— PROBLEM STATEMENT —
Copy the records below with every "body-line" changed to "text-line" and nothing else altered. Omit the pictures from your answer.

— STORED RECORDS —

•••

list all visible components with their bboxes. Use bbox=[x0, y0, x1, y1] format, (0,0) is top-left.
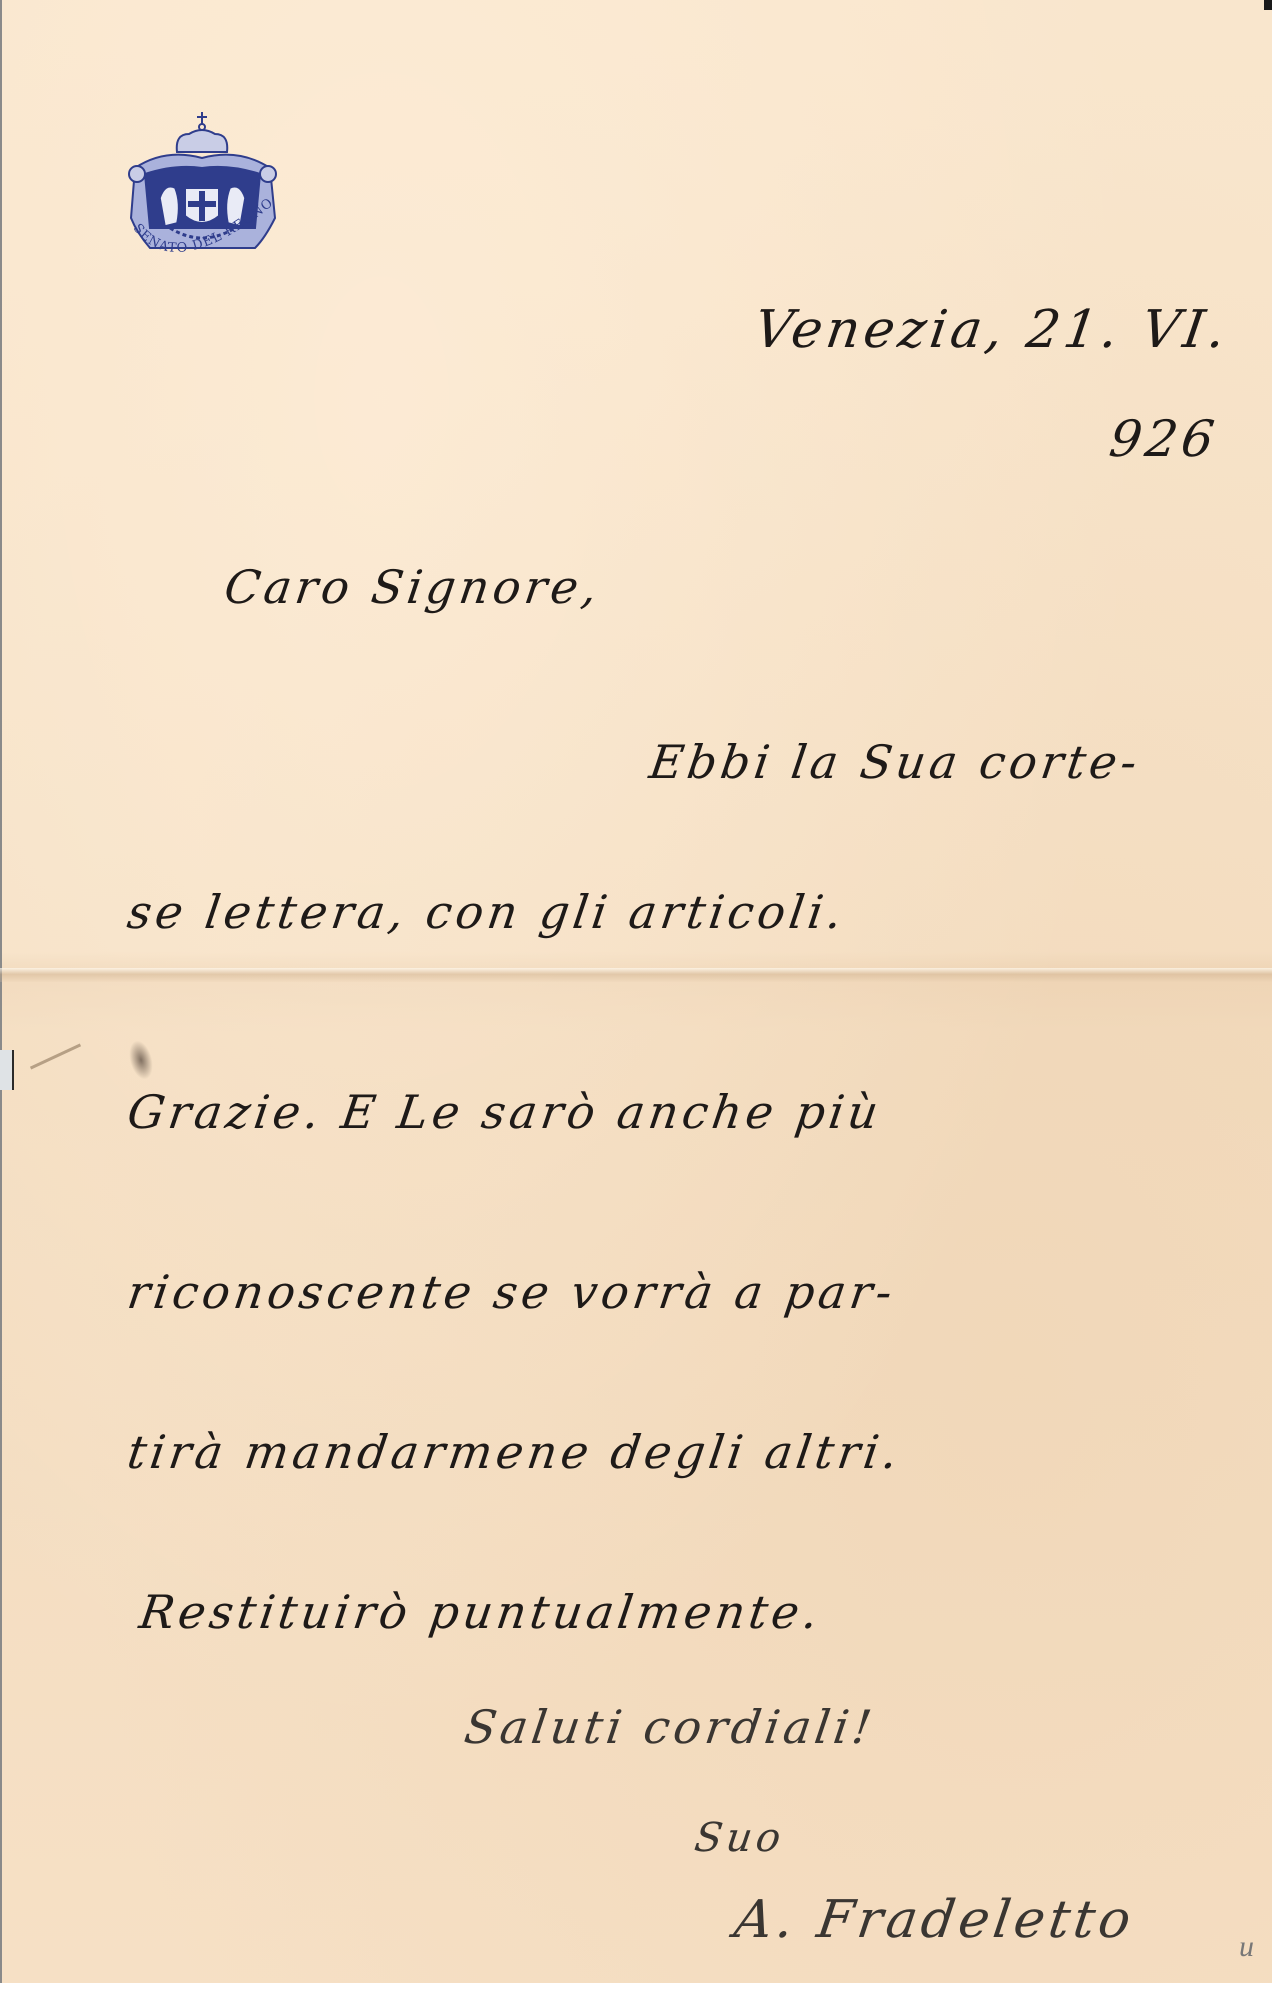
body-line-4: riconoscente se vorrà a par- bbox=[124, 1265, 899, 1319]
letter-paper: SENATO DEL REGNO Venezia, 21. VI. 926 Ca… bbox=[0, 0, 1272, 1983]
closing: Saluti cordiali! bbox=[461, 1700, 879, 1754]
pencil-mark: u bbox=[1239, 1930, 1254, 1964]
scan-corner-mark bbox=[1264, 0, 1272, 10]
ink-smudge bbox=[125, 1038, 157, 1082]
body-line-5: tirà mandarmene degli altri. bbox=[124, 1425, 905, 1479]
signoff: Suo bbox=[692, 1815, 788, 1861]
signature: A. Fradeletto bbox=[731, 1890, 1139, 1950]
body-line-2: se lettera, con gli articoli. bbox=[124, 885, 849, 939]
paper-fold-line bbox=[0, 968, 1272, 982]
dateline-year: 926 bbox=[1106, 410, 1222, 468]
dateline-place-date: Venezia, 21. VI. bbox=[751, 300, 1233, 360]
body-line-1: Ebbi la Sua corte- bbox=[646, 735, 1144, 789]
paper-scratch bbox=[30, 1044, 81, 1070]
salutation: Caro Signore, bbox=[221, 560, 604, 614]
senate-coat-of-arms-icon: SENATO DEL REGNO bbox=[115, 108, 290, 278]
body-line-3: Grazie. E Le sarò anche più bbox=[124, 1085, 885, 1139]
paper-edge-tear bbox=[0, 1050, 14, 1090]
body-line-6: Restituirò puntualmente. bbox=[136, 1585, 825, 1639]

•••

— EXERCISE RESPONSE —
list all visible components with their bboxes. Use bbox=[x0, y0, x1, y1] format, (0,0) is top-left.
text-line-4: riconoscente se vorrà a par- bbox=[124, 1265, 899, 1319]
letter-paper: SENATO DEL REGNO Venezia, 21. VI. 926 Ca… bbox=[0, 0, 1272, 1983]
closing: Saluti cordiali! bbox=[461, 1700, 879, 1754]
pencil-mark: u bbox=[1239, 1930, 1254, 1964]
scan-corner-mark bbox=[1264, 0, 1272, 10]
ink-smudge bbox=[125, 1038, 157, 1082]
text-line-5: tirà mandarmene degli altri. bbox=[124, 1425, 905, 1479]
signoff: Suo bbox=[692, 1815, 788, 1861]
signature: A. Fradeletto bbox=[731, 1890, 1139, 1950]
text-line-2: se lettera, con gli articoli. bbox=[124, 885, 849, 939]
paper-fold-line bbox=[0, 968, 1272, 982]
dateline-year: 926 bbox=[1106, 410, 1222, 468]
dateline-place-date: Venezia, 21. VI. bbox=[751, 300, 1233, 360]
text-line-1: Ebbi la Sua corte- bbox=[646, 735, 1144, 789]
paper-scratch bbox=[30, 1044, 81, 1070]
salutation: Caro Signore, bbox=[221, 560, 604, 614]
senate-coat-of-arms-icon: SENATO DEL REGNO bbox=[115, 108, 290, 278]
text-line-3: Grazie. E Le sarò anche più bbox=[124, 1085, 885, 1139]
paper-edge-tear bbox=[0, 1050, 14, 1090]
text-line-6: Restituirò puntualmente. bbox=[136, 1585, 825, 1639]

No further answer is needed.